[start of Extracted data]

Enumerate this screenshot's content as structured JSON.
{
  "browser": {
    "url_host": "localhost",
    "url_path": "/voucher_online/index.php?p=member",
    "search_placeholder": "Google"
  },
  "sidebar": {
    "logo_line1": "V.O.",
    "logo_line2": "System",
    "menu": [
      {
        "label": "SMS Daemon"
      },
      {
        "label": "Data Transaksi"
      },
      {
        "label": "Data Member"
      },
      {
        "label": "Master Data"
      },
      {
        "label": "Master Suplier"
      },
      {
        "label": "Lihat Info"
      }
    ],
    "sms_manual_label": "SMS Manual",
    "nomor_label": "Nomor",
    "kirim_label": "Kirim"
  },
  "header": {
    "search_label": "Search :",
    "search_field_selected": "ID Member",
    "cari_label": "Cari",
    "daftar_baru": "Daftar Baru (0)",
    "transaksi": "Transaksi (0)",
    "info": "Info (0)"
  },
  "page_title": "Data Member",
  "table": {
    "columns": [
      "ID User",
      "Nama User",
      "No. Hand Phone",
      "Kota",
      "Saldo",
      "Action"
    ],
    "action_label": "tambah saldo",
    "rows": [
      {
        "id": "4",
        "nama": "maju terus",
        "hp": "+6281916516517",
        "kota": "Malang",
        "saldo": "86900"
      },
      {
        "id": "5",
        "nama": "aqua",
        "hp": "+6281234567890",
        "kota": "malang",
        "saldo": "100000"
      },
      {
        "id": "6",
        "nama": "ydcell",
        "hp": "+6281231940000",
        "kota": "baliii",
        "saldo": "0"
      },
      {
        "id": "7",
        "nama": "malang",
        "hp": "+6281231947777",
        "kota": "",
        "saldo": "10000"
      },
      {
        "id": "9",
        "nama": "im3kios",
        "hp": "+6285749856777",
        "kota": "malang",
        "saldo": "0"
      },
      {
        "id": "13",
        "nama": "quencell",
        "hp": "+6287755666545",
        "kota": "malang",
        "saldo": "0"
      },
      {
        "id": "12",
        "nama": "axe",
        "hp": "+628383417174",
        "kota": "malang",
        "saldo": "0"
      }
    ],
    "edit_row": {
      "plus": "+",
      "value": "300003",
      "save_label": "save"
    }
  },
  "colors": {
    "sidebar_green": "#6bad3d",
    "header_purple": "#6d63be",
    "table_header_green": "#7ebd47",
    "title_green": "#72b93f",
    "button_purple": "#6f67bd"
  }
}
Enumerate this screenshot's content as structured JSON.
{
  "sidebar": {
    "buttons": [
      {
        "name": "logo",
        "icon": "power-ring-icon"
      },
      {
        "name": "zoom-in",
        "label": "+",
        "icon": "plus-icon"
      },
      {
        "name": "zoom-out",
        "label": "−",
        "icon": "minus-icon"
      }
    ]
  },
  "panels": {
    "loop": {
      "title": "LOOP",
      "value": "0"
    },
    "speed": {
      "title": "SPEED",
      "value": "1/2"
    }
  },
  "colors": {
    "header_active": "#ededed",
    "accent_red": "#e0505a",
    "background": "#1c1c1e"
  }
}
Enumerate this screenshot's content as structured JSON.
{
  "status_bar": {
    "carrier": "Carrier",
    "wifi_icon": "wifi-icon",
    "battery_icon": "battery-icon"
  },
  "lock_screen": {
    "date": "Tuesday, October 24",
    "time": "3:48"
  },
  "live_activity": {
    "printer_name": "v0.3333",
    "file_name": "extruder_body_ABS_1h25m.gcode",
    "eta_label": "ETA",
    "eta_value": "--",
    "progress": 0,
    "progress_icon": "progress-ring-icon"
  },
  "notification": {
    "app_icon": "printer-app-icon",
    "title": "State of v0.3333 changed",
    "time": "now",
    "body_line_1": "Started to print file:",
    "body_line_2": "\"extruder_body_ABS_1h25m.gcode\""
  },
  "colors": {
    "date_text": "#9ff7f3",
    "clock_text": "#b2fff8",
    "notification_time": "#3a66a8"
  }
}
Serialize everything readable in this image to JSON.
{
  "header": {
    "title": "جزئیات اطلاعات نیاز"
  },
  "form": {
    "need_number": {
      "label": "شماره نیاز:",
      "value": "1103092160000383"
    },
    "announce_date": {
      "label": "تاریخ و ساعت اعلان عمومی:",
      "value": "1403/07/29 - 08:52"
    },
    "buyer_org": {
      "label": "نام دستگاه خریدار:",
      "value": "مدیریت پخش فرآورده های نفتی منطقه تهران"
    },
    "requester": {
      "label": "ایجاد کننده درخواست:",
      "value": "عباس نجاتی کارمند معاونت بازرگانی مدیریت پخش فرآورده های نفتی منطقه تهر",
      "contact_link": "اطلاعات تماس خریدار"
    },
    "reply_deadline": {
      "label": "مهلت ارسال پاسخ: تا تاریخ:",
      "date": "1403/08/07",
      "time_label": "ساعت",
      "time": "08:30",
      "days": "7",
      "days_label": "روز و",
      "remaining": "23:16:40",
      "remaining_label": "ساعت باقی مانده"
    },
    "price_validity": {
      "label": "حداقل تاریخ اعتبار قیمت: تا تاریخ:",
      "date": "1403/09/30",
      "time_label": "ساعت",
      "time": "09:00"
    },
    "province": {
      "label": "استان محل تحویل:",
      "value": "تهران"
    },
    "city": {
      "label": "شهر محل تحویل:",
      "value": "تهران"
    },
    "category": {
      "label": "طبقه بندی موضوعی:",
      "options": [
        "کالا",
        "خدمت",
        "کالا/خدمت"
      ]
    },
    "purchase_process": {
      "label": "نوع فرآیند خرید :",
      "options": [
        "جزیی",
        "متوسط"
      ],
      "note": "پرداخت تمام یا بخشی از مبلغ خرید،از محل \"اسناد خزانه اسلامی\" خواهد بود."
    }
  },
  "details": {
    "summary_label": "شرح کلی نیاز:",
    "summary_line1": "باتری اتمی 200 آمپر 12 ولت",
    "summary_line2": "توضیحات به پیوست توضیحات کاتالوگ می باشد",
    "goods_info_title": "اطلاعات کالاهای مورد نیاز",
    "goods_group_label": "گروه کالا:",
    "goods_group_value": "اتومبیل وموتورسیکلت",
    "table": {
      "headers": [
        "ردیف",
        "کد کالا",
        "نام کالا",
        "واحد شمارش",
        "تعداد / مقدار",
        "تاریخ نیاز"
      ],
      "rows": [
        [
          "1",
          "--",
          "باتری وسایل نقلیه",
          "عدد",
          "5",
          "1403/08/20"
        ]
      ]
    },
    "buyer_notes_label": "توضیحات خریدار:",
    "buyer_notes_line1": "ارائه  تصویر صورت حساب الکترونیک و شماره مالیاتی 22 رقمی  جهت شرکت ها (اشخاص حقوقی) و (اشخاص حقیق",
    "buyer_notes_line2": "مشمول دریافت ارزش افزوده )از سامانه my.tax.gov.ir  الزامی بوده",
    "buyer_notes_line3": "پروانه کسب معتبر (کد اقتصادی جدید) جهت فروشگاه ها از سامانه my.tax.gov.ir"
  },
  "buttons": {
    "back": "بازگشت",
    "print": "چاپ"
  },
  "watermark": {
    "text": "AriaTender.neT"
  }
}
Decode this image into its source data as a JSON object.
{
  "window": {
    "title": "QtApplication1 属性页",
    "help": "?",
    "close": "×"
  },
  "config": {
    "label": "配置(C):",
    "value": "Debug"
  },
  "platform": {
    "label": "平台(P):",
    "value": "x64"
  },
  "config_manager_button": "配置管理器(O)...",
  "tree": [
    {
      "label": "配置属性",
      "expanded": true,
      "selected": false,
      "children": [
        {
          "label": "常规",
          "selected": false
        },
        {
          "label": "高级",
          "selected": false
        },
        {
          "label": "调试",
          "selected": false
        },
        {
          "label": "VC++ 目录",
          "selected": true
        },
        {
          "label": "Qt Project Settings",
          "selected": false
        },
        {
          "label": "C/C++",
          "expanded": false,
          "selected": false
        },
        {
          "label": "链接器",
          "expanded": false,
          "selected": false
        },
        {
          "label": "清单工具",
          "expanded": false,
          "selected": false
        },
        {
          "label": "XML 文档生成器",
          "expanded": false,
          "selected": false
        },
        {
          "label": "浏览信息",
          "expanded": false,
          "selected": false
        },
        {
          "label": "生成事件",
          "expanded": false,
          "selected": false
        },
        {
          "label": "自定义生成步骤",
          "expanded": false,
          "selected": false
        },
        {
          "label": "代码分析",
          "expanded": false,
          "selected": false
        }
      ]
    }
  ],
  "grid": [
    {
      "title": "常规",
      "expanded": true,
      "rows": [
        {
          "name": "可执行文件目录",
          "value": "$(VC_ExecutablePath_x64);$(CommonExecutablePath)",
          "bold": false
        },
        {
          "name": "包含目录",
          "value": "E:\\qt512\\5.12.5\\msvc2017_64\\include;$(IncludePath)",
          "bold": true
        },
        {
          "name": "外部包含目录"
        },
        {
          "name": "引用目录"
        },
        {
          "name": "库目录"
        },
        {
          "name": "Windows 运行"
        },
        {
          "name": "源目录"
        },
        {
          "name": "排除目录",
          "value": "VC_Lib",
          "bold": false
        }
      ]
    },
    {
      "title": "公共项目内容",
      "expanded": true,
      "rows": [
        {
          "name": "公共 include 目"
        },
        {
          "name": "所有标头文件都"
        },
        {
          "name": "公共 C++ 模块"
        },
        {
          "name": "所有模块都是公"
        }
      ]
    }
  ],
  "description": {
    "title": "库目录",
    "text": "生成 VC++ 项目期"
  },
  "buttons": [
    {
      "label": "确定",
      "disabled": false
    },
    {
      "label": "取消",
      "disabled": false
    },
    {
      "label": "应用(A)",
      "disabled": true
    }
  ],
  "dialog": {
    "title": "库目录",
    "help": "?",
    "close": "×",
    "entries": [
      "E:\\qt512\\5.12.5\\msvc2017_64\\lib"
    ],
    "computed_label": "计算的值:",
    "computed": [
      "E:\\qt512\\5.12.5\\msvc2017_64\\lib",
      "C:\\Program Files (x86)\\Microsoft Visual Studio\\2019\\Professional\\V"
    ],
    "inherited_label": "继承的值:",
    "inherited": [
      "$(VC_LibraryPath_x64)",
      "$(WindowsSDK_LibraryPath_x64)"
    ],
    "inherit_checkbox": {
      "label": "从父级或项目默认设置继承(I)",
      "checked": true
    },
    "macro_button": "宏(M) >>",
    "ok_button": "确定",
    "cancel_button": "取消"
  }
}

[end of Extracted data]

> Task to carry out: Go through the records and show every line with the string "فرآورده" in it.

> Answer to the task:
      "value": "مدیریت پخش فرآورده های نفتی منطقه تهران"
      "value": "عباس نجاتی کارمند معاونت بازرگانی مدیریت پخش فرآورده های نفتی منطقه تهر",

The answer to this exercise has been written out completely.